◆ **What is asked**:
Find the string "ffffff" in the entries and copy each line that has it.

■ ■ ■ ■ ■ ■ ■

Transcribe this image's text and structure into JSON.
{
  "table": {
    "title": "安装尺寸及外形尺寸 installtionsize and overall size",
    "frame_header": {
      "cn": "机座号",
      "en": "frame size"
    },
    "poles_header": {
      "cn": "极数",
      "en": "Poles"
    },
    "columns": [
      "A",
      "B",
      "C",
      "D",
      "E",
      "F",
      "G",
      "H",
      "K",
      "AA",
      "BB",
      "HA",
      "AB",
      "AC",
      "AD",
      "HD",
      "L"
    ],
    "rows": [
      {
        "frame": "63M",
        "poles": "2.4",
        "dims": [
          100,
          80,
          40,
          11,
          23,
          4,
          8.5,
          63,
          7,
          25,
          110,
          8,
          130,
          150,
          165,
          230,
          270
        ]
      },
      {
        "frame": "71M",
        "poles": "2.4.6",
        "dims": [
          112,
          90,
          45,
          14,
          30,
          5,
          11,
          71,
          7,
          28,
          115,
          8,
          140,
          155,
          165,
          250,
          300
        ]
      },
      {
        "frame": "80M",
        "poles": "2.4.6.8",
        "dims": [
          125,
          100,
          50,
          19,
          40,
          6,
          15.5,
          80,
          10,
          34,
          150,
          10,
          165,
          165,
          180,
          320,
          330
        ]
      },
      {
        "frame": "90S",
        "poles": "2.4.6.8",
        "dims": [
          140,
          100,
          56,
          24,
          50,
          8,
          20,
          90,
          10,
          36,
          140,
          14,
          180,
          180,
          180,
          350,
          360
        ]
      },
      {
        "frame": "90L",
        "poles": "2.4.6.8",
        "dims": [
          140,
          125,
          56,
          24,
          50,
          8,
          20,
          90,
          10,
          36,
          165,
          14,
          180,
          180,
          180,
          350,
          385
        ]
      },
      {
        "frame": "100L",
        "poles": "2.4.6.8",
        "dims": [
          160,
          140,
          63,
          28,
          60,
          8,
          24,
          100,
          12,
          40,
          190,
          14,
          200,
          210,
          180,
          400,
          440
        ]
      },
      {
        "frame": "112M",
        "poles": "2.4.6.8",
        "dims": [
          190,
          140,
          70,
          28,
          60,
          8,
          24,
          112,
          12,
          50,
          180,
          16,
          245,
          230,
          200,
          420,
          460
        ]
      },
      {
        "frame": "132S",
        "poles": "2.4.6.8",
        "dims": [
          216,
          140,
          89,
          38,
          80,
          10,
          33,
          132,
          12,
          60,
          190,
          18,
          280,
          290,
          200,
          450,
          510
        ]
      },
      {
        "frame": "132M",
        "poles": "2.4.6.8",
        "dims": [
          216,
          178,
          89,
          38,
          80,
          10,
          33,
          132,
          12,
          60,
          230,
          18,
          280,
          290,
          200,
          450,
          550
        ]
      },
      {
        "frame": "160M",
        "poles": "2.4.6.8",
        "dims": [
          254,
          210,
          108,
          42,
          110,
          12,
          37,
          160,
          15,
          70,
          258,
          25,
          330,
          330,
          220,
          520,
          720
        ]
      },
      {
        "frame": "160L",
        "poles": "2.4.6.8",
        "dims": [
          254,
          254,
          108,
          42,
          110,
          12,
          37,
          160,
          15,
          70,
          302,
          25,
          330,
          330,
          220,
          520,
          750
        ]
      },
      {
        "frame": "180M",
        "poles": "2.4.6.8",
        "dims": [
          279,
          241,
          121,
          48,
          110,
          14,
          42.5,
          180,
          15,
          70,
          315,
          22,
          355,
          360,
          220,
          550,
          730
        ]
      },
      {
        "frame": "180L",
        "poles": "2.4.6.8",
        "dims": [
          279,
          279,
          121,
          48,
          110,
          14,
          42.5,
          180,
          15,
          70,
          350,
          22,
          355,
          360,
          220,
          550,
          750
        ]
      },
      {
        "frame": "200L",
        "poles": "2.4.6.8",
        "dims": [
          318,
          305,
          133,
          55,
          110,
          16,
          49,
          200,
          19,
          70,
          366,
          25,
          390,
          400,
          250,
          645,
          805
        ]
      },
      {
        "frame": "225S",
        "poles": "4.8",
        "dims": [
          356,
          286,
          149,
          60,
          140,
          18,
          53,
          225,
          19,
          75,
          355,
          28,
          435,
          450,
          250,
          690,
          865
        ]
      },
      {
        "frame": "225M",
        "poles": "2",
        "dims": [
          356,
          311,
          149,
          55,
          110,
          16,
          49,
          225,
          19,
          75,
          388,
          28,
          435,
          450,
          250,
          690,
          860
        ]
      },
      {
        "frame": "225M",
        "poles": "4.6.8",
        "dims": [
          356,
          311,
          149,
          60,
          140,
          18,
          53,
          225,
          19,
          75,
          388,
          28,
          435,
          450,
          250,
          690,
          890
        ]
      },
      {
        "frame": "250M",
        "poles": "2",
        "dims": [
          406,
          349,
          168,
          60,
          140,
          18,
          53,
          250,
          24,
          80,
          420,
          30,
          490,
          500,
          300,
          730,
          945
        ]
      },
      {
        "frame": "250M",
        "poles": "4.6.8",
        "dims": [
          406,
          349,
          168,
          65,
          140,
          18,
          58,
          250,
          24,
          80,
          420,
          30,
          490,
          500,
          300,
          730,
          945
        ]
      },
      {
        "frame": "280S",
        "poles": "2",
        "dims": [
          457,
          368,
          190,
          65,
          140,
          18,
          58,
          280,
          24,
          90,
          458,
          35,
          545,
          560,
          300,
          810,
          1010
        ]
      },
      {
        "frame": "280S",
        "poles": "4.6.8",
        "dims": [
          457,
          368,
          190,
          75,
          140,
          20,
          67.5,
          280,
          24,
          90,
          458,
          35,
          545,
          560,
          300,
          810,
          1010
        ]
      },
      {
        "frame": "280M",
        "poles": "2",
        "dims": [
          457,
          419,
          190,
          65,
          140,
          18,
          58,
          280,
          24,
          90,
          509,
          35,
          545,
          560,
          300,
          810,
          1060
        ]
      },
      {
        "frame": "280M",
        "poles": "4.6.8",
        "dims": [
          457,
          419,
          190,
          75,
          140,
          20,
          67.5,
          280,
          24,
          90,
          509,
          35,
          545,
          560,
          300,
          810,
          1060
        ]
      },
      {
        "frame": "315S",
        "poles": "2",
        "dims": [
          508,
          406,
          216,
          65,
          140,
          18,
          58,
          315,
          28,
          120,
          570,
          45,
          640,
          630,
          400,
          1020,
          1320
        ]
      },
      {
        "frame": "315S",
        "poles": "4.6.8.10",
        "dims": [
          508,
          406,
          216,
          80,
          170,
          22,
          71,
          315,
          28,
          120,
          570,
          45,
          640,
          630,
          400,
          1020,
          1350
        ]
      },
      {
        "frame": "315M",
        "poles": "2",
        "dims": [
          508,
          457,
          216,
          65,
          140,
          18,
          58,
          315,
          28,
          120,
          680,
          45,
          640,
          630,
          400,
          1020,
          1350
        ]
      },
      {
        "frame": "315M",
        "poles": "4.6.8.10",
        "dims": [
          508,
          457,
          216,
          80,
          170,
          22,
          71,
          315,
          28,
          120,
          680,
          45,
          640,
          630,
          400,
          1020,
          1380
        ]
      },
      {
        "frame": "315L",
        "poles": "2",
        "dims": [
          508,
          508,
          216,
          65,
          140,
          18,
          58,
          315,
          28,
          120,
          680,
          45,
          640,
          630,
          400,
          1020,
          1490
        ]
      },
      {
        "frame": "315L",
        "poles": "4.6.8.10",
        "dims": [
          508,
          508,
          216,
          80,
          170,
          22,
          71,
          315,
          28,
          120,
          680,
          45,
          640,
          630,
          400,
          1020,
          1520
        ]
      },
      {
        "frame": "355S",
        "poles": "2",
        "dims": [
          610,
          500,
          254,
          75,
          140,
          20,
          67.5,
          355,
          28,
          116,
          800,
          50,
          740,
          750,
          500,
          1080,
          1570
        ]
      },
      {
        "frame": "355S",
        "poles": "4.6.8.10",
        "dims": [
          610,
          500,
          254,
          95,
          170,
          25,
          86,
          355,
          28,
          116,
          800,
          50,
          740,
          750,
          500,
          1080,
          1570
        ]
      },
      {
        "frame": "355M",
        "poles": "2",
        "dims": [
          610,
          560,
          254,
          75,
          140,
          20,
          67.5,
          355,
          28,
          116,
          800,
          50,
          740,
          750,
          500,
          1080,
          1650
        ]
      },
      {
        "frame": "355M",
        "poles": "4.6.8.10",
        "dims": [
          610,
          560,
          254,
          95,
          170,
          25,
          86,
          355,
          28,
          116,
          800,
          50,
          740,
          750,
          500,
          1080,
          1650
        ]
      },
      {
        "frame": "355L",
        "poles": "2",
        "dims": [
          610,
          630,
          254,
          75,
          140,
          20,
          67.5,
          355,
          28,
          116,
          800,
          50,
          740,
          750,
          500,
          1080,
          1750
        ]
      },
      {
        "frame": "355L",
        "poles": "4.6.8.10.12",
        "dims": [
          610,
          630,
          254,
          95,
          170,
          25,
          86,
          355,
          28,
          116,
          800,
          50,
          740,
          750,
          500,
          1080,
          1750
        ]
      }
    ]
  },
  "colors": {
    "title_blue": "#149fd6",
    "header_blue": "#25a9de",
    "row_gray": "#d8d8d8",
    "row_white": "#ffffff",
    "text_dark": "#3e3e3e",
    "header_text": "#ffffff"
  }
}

■ ■ ■ ■ ■ ■ ■

◆ **Full solution**:
    "row_white": "#ffffff",
    "header_text": "#ffffff"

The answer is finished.